→ Task objective
Collect every line of the entries below that contains the string "label", and copy each of those lines in full.

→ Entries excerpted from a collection
┌──
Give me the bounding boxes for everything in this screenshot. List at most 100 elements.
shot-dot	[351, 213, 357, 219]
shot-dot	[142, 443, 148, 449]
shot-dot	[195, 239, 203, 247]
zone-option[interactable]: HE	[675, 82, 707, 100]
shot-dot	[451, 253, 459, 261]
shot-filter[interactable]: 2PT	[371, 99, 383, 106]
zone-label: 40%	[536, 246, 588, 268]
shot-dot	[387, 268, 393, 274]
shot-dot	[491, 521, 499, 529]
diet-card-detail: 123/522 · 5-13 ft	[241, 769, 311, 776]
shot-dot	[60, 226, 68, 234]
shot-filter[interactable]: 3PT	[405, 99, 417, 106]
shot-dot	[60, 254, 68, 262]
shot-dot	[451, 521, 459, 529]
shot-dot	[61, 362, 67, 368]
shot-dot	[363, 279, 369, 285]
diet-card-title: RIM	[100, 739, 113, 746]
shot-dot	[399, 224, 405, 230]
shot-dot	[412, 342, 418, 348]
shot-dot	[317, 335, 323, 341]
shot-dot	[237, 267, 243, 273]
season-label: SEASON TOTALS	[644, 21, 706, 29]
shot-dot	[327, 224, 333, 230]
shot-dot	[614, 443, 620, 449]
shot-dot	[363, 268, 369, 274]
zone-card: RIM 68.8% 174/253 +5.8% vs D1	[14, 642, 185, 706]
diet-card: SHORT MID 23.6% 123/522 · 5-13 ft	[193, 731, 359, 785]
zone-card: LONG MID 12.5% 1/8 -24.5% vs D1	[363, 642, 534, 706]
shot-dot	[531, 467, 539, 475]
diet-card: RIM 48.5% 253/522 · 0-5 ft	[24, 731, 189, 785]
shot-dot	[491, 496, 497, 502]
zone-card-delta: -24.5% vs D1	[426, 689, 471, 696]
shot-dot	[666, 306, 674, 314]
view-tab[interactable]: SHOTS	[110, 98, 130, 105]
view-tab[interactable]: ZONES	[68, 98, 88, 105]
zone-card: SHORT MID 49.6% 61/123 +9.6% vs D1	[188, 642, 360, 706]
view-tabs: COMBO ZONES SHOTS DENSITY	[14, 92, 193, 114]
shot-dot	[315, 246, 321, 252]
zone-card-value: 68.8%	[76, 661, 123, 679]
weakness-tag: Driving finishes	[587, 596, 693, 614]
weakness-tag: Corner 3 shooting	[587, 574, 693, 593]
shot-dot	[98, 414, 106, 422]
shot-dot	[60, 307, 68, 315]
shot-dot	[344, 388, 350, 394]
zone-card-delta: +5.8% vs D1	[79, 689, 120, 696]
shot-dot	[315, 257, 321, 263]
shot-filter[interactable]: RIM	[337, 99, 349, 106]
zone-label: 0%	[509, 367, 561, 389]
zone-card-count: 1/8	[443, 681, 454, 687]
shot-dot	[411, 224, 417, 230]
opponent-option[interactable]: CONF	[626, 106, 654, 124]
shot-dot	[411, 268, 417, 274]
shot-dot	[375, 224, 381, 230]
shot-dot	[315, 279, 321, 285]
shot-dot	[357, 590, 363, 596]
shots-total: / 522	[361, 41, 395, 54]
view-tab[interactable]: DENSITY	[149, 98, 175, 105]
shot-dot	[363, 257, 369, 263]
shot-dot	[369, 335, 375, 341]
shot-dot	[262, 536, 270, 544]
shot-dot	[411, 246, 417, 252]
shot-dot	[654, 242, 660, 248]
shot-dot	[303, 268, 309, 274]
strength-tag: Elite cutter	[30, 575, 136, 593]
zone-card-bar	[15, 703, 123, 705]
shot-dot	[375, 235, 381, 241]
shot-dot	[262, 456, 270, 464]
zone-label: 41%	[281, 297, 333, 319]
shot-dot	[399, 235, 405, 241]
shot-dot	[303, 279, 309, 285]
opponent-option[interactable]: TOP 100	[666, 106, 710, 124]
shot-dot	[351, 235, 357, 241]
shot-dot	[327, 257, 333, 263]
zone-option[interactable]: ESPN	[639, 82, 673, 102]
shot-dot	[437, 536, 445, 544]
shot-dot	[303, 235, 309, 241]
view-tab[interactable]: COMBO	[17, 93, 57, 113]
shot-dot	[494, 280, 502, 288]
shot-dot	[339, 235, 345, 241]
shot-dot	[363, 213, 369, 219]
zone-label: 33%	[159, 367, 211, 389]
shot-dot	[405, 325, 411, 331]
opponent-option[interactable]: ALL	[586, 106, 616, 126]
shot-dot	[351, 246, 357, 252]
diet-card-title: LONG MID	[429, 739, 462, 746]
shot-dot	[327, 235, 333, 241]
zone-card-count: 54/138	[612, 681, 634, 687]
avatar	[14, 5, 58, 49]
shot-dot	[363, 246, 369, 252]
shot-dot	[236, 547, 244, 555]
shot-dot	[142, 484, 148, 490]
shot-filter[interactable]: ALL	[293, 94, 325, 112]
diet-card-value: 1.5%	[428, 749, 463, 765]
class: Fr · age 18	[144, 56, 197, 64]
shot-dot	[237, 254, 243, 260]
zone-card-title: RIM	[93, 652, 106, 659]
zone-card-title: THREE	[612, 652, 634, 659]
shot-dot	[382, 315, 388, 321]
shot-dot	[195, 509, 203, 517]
└──
→ Solution to this problem
zone-label: 40%	[536, 246, 588, 268]
season-label: SEASON TOTALS	[644, 21, 706, 29]
zone-label: 0%	[509, 367, 561, 389]
zone-label: 41%	[281, 297, 333, 319]
zone-label: 33%	[159, 367, 211, 389]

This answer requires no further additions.